* _WRITTEN PROBLEM_:
Look below and pull out each line with the word "this".

* _DATA SUPPLIED_:
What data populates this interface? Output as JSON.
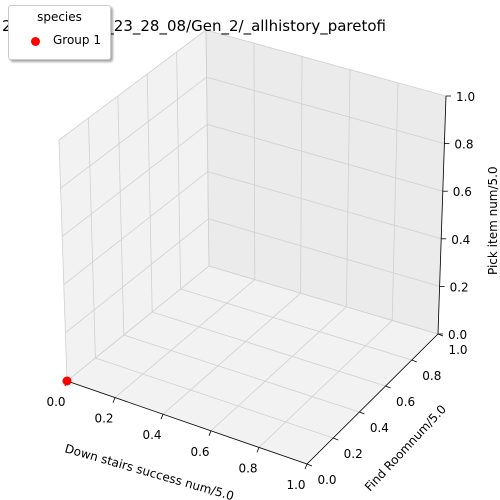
{
  "chart_data": {
    "type": "scatter3d",
    "title": "2___20_10_17_23_28_08/Gen_2/_allhistory_paretofi",
    "xlabel": "Down stairs success num/5.0",
    "ylabel": "Find Roomnum/5.0",
    "zlabel": "Pick item num/5.0",
    "xlim": [
      0,
      1
    ],
    "ylim": [
      0,
      1
    ],
    "zlim": [
      0,
      1
    ],
    "ticks": [
      "0.0",
      "0.2",
      "0.4",
      "0.6",
      "0.8",
      "1.0"
    ],
    "grid": true,
    "legend": {
      "title": "species",
      "placement": "top-left"
    },
    "series": [
      {
        "name": "Group 1",
        "color": "#ff0000",
        "points": [
          {
            "x": 0,
            "y": 1,
            "z": 0
          }
        ]
      }
    ]
  }
}
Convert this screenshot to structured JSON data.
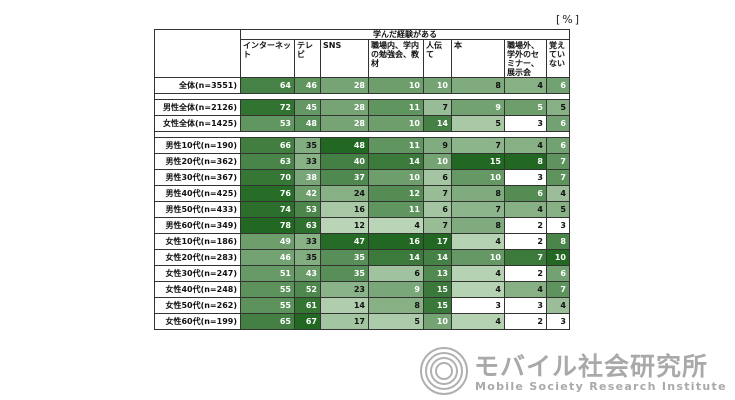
{
  "unit_label": "[%]",
  "chart_data": {
    "type": "table",
    "group_header": "学んだ経験がある",
    "columns": [
      "インターネット",
      "テレビ",
      "SNS",
      "職場内、学内の勉強会、教材",
      "人伝て",
      "本",
      "職場外、学外のセミナー、展示会",
      "覚えていない"
    ],
    "rows": [
      {
        "label": "全体(n=3551)",
        "values": [
          64,
          46,
          28,
          10,
          10,
          8,
          4,
          6
        ]
      },
      {
        "spacer": true
      },
      {
        "label": "男性全体(n=2126)",
        "values": [
          72,
          45,
          28,
          11,
          7,
          9,
          5,
          5
        ]
      },
      {
        "label": "女性全体(n=1425)",
        "values": [
          53,
          48,
          28,
          10,
          14,
          5,
          3,
          6
        ]
      },
      {
        "spacer": true
      },
      {
        "label": "男性10代(n=190)",
        "values": [
          66,
          35,
          48,
          11,
          9,
          7,
          4,
          6
        ]
      },
      {
        "label": "男性20代(n=362)",
        "values": [
          63,
          33,
          40,
          14,
          10,
          15,
          8,
          7
        ]
      },
      {
        "label": "男性30代(n=367)",
        "values": [
          70,
          38,
          37,
          10,
          6,
          10,
          3,
          7
        ]
      },
      {
        "label": "男性40代(n=425)",
        "values": [
          76,
          42,
          24,
          12,
          7,
          8,
          6,
          4
        ]
      },
      {
        "label": "男性50代(n=433)",
        "values": [
          74,
          53,
          16,
          11,
          6,
          7,
          4,
          5
        ]
      },
      {
        "label": "男性60代(n=349)",
        "values": [
          78,
          63,
          12,
          4,
          7,
          8,
          2,
          3
        ]
      },
      {
        "label": "女性10代(n=186)",
        "values": [
          49,
          33,
          47,
          16,
          17,
          4,
          2,
          8
        ]
      },
      {
        "label": "女性20代(n=283)",
        "values": [
          46,
          35,
          35,
          14,
          14,
          10,
          7,
          10
        ]
      },
      {
        "label": "女性30代(n=247)",
        "values": [
          51,
          43,
          35,
          6,
          13,
          4,
          2,
          6
        ]
      },
      {
        "label": "女性40代(n=248)",
        "values": [
          55,
          52,
          23,
          9,
          15,
          4,
          4,
          7
        ]
      },
      {
        "label": "女性50代(n=262)",
        "values": [
          55,
          61,
          14,
          8,
          15,
          3,
          3,
          4
        ]
      },
      {
        "label": "女性60代(n=199)",
        "values": [
          65,
          67,
          17,
          5,
          10,
          4,
          2,
          3
        ]
      }
    ]
  },
  "logo": {
    "title": "モバイル社会研究所",
    "subtitle": "Mobile Society Research Institute",
    "gray": "#a9a9a9"
  }
}
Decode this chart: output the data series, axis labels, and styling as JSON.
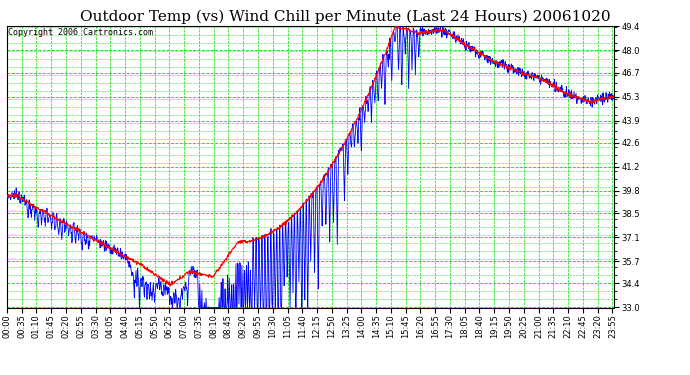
{
  "title": "Outdoor Temp (vs) Wind Chill per Minute (Last 24 Hours) 20061020",
  "copyright": "Copyright 2006 Cartronics.com",
  "ylim": [
    33.0,
    49.4
  ],
  "yticks": [
    33.0,
    34.4,
    35.7,
    37.1,
    38.5,
    39.8,
    41.2,
    42.6,
    43.9,
    45.3,
    46.7,
    48.0,
    49.4
  ],
  "bg_color": "#ffffff",
  "plot_bg_color": "#ffffff",
  "grid_color": "#00dd00",
  "outer_temp_color": "#ff0000",
  "wind_chill_color": "#0000ff",
  "title_fontsize": 11,
  "copyright_fontsize": 6,
  "tick_label_fontsize": 6,
  "n_minutes": 1440,
  "x_tick_interval": 35
}
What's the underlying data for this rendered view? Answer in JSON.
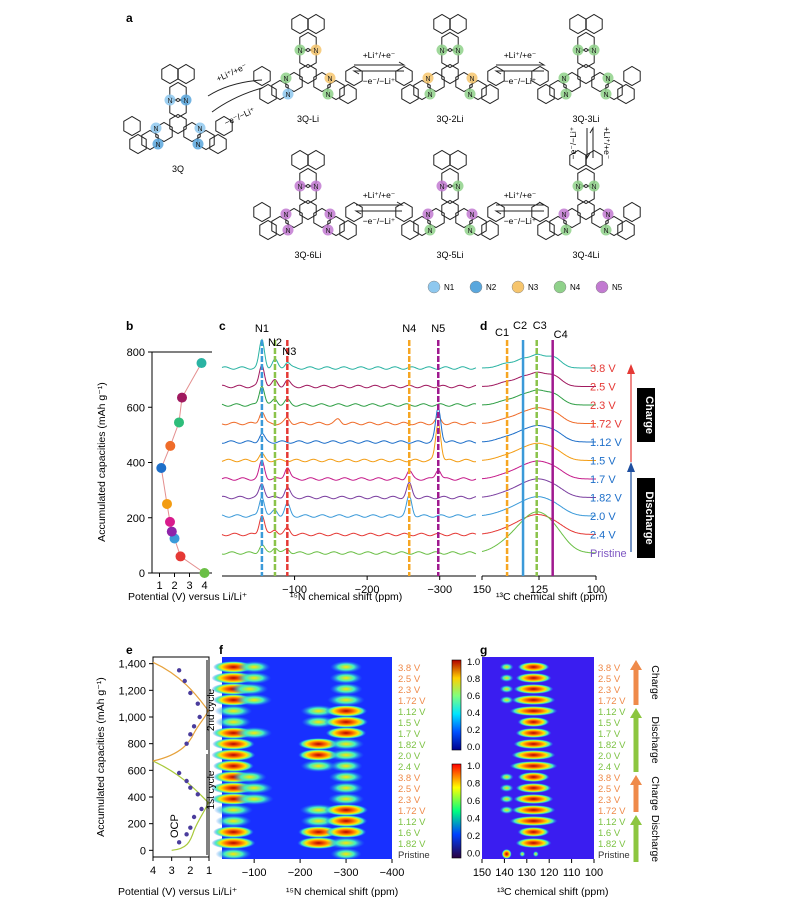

* _RESPONSE_:
What data populates this interface? Output as JSON.
Convert this screenshot to structured JSON data.
Decode this chart: output the data series, axis labels, and styling as JSON.
What's the underlying data for this rendered view? Answer in JSON.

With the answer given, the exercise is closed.